**Task:** Copy every entry exactly as given, minus the images.

**Dataset extract:**
(begin)
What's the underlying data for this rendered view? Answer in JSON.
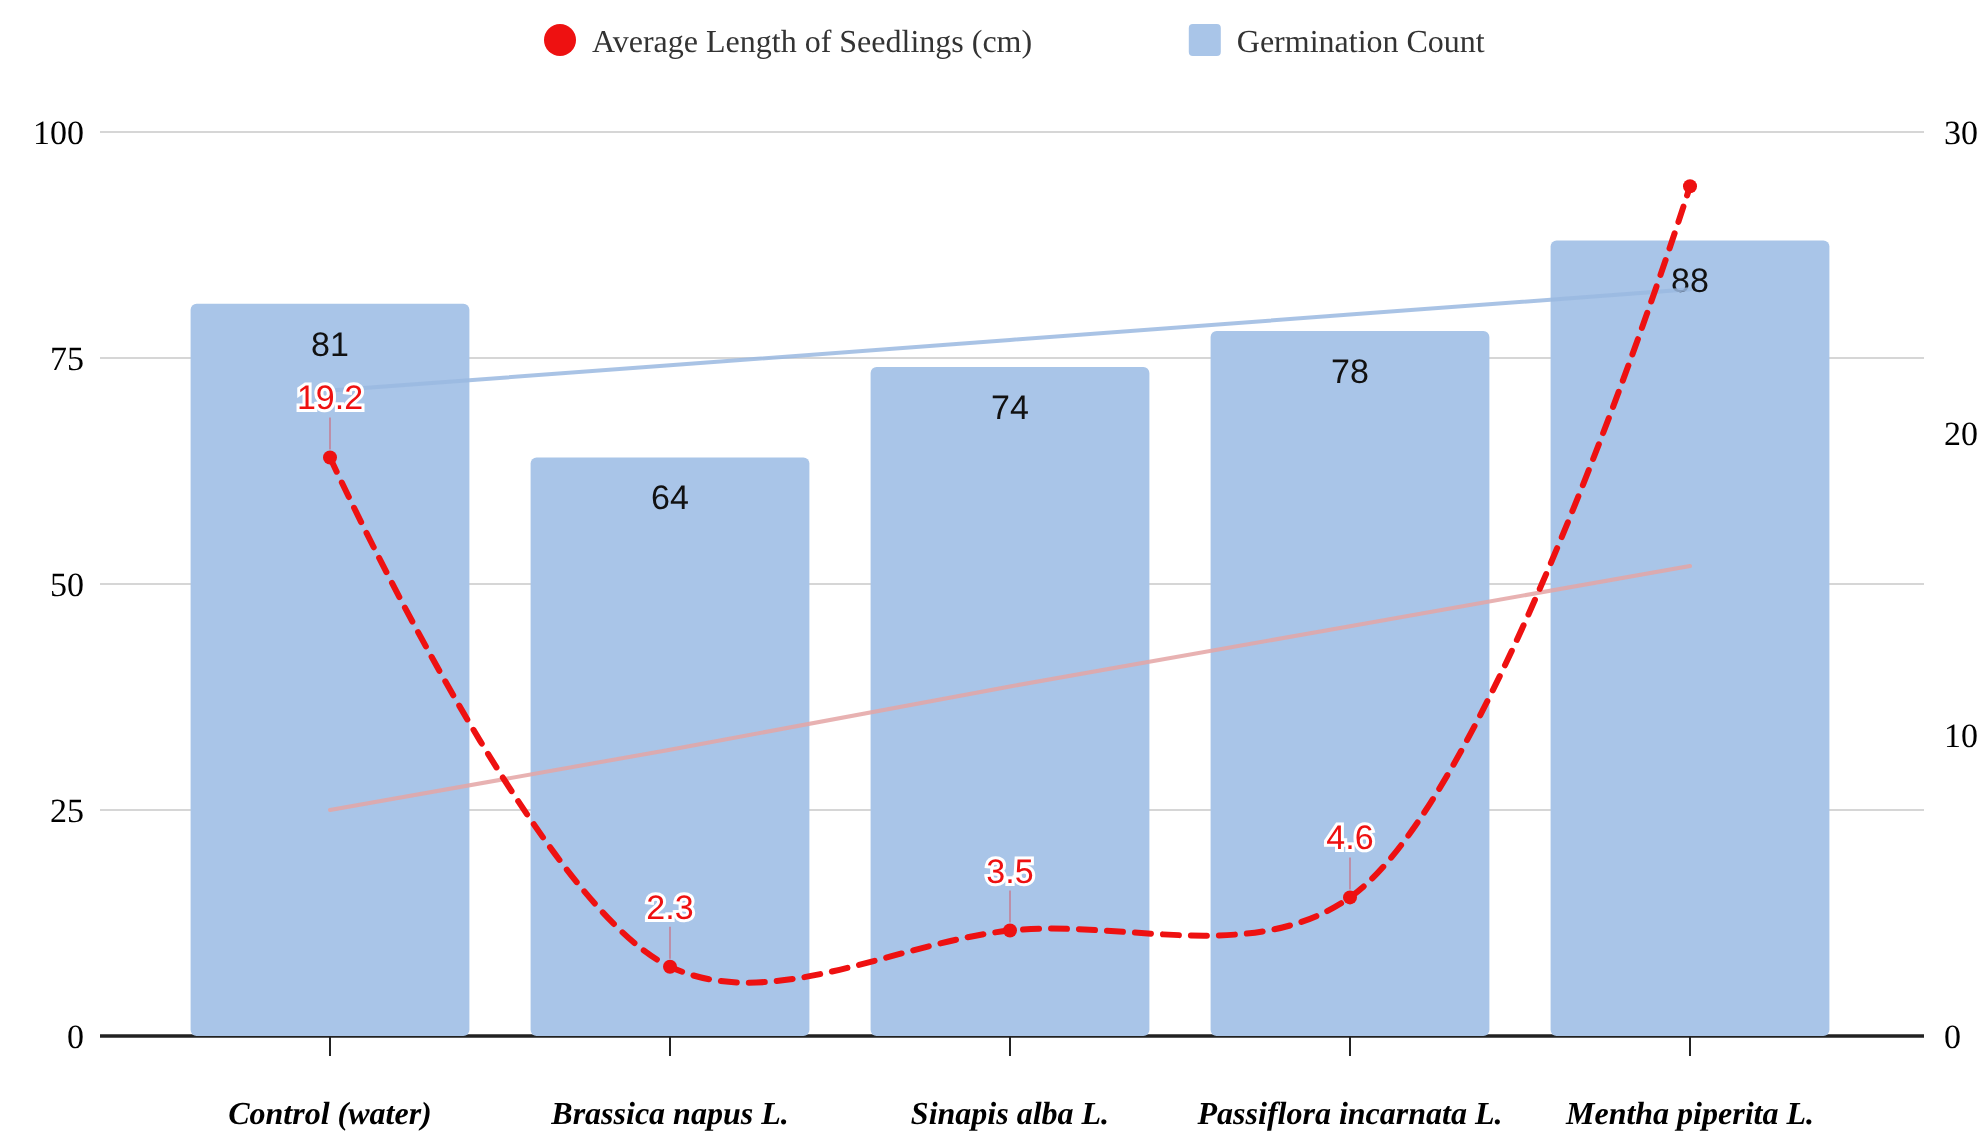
{
  "chart_data": {
    "type": "bar",
    "categories": [
      "Control (water)",
      "Brassica napus L.",
      "Sinapis alba L.",
      "Passiflora incarnata L.",
      "Mentha piperita L."
    ],
    "series": [
      {
        "name": "Germination Count",
        "color": "#a9c5e8",
        "values": [
          81,
          64,
          74,
          78,
          88
        ],
        "data_labels": true
      },
      {
        "name": "Average Length of Seedlings (cm)",
        "type": "line",
        "axis": "y2",
        "color": "#ee1111",
        "values": [
          19.2,
          2.3,
          3.5,
          4.6,
          28.2
        ],
        "value_labels": [
          "19.2",
          "2.3",
          "3.5",
          "4.6",
          null
        ],
        "marker": "circle",
        "line_style": "dashed"
      },
      {
        "type": "line",
        "color": "#9ab8e0",
        "values": [
          71.4,
          74.2,
          77,
          79.8,
          82.6
        ],
        "marker": "none",
        "line_style": "solid"
      },
      {
        "type": "line",
        "axis": "y2",
        "color": "#e4a5a5",
        "values": [
          7.5,
          9.5,
          11.6,
          13.6,
          15.6
        ],
        "marker": "none",
        "line_style": "solid"
      }
    ],
    "ylim": [
      0,
      100
    ],
    "yticks": [
      0,
      25,
      50,
      75,
      100
    ],
    "y2lim": [
      0,
      30
    ],
    "y2ticks": [
      0,
      10,
      20,
      30
    ],
    "grid": "y",
    "legend": "top"
  }
}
(end)
**Reply:**
What's the underlying data for this rendered view? Answer in JSON.
{
  "chart_data": {
    "type": "bar",
    "categories": [
      "Control (water)",
      "Brassica napus L.",
      "Sinapis alba L.",
      "Passiflora incarnata L.",
      "Mentha piperita L."
    ],
    "series": [
      {
        "name": "Germination Count",
        "color": "#a9c5e8",
        "values": [
          81,
          64,
          74,
          78,
          88
        ],
        "data_labels": true
      },
      {
        "name": "Average Length of Seedlings (cm)",
        "type": "line",
        "axis": "y2",
        "color": "#ee1111",
        "values": [
          19.2,
          2.3,
          3.5,
          4.6,
          28.2
        ],
        "value_labels": [
          "19.2",
          "2.3",
          "3.5",
          "4.6",
          null
        ],
        "marker": "circle",
        "line_style": "dashed"
      },
      {
        "type": "line",
        "color": "#9ab8e0",
        "values": [
          71.4,
          74.2,
          77,
          79.8,
          82.6
        ],
        "marker": "none",
        "line_style": "solid"
      },
      {
        "type": "line",
        "axis": "y2",
        "color": "#e4a5a5",
        "values": [
          7.5,
          9.5,
          11.6,
          13.6,
          15.6
        ],
        "marker": "none",
        "line_style": "solid"
      }
    ],
    "ylim": [
      0,
      100
    ],
    "yticks": [
      0,
      25,
      50,
      75,
      100
    ],
    "y2lim": [
      0,
      30
    ],
    "y2ticks": [
      0,
      10,
      20,
      30
    ],
    "grid": "y",
    "legend": "top"
  }
}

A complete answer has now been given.